[Goal]
Tally the lines of the listing that contain the word "this", then give the total and nothing else.

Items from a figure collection
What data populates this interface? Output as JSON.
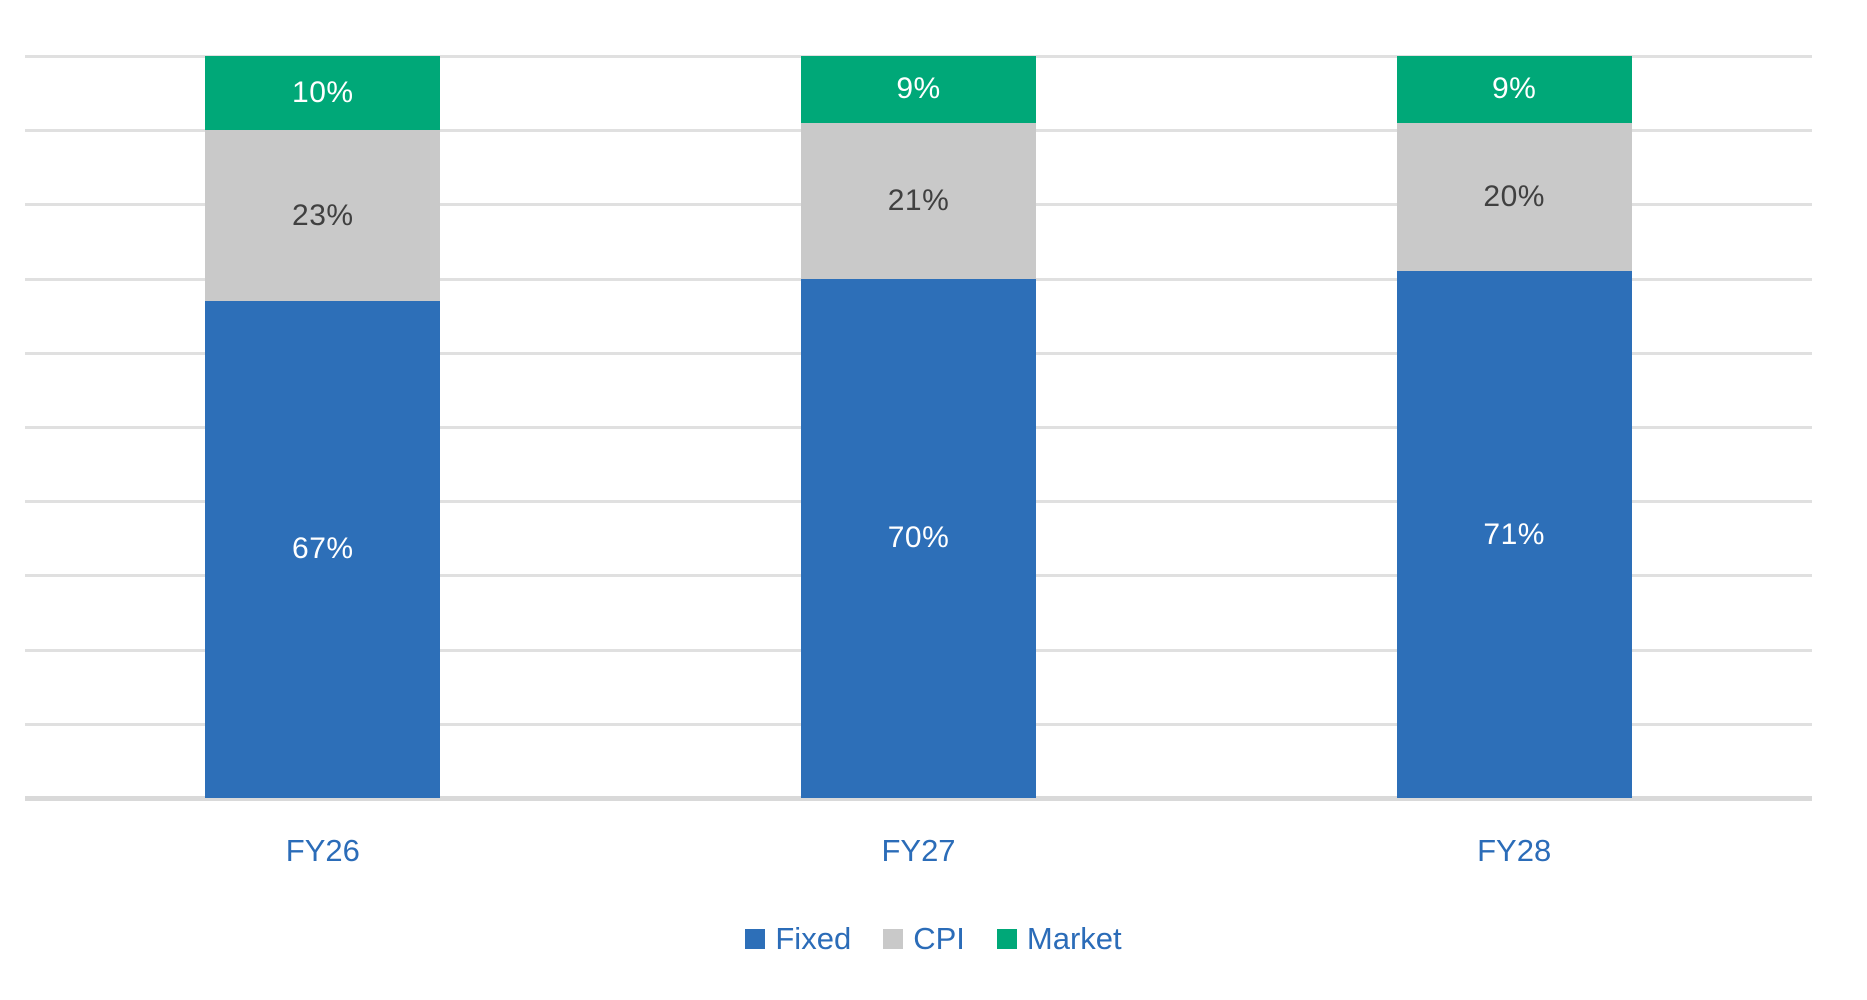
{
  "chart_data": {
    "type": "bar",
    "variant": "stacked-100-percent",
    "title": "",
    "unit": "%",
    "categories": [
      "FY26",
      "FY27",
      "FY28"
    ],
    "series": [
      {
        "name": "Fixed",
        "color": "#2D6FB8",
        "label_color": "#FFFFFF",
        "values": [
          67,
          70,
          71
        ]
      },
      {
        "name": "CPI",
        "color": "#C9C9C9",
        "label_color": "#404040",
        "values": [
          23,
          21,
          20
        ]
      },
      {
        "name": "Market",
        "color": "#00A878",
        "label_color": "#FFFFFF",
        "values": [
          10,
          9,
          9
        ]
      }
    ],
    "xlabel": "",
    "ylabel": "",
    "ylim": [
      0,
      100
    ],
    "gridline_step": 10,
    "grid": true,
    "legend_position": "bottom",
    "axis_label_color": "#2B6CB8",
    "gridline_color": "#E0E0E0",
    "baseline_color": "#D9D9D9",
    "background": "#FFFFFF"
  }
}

==

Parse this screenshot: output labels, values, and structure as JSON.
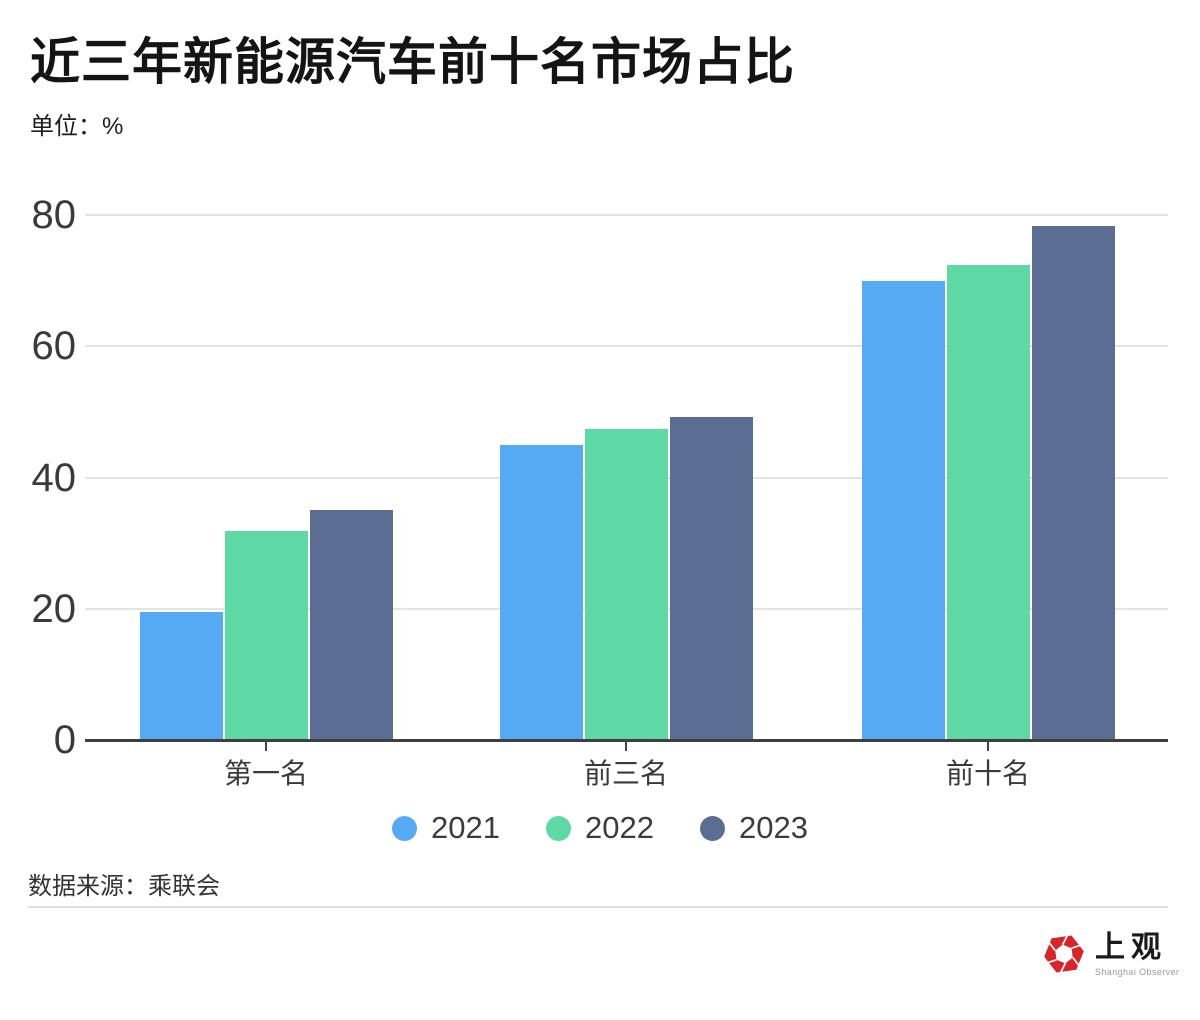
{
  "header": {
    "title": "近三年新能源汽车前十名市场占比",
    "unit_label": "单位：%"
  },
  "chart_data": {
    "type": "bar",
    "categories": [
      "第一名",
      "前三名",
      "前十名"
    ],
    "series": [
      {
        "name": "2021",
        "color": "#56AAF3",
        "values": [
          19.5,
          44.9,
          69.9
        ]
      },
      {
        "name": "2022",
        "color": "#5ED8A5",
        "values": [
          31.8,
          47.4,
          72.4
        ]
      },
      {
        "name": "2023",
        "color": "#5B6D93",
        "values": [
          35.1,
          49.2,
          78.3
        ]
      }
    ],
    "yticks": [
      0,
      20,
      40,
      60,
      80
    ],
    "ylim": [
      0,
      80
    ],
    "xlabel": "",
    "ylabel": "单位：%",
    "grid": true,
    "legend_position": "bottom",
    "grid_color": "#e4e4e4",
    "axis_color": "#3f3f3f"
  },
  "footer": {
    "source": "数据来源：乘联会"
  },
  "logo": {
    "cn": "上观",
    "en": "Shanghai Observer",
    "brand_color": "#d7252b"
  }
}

[The result]
2